**WORK TO BE COMPLETED:** Make an exact copy of the lines, leaving the pictures out.

########################################

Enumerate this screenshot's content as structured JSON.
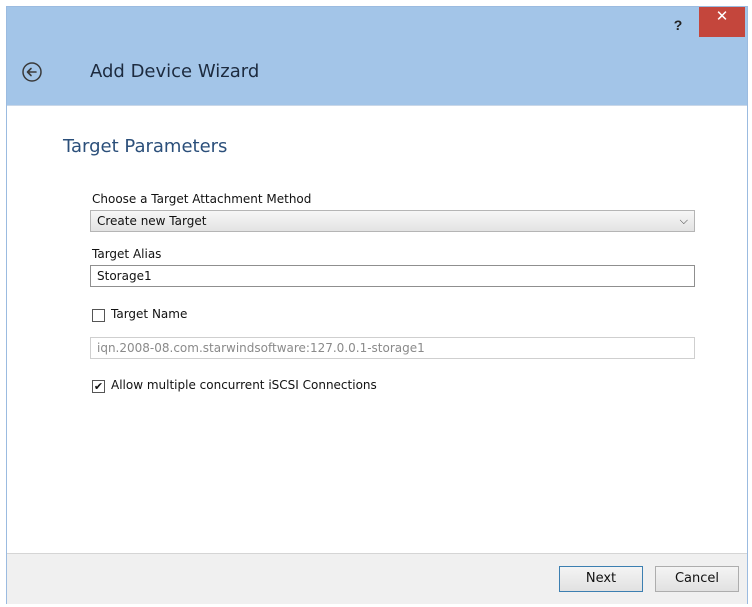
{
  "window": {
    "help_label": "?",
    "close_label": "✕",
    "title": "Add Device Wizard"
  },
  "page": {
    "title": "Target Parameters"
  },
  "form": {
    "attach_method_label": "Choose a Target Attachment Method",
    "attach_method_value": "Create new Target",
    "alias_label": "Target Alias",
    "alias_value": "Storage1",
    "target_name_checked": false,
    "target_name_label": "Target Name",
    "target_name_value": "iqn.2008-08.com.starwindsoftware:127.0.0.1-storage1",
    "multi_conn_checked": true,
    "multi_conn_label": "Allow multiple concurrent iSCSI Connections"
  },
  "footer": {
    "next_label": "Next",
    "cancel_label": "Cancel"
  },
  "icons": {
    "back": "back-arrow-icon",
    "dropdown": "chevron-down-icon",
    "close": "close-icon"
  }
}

########################################

**RESPONSE TO THIS EXERCISE:**
Enumerate this screenshot's content as structured JSON.
{
  "window": {
    "help_label": "?",
    "close_label": "✕",
    "title": "Add Device Wizard"
  },
  "page": {
    "title": "Target Parameters"
  },
  "form": {
    "attach_method_label": "Choose a Target Attachment Method",
    "attach_method_value": "Create new Target",
    "alias_label": "Target Alias",
    "alias_value": "Storage1",
    "target_name_checked": false,
    "target_name_label": "Target Name",
    "target_name_value": "iqn.2008-08.com.starwindsoftware:127.0.0.1-storage1",
    "multi_conn_checked": true,
    "multi_conn_label": "Allow multiple concurrent iSCSI Connections"
  },
  "footer": {
    "next_label": "Next",
    "cancel_label": "Cancel"
  },
  "icons": {
    "back": "back-arrow-icon",
    "dropdown": "chevron-down-icon",
    "close": "close-icon"
  }
}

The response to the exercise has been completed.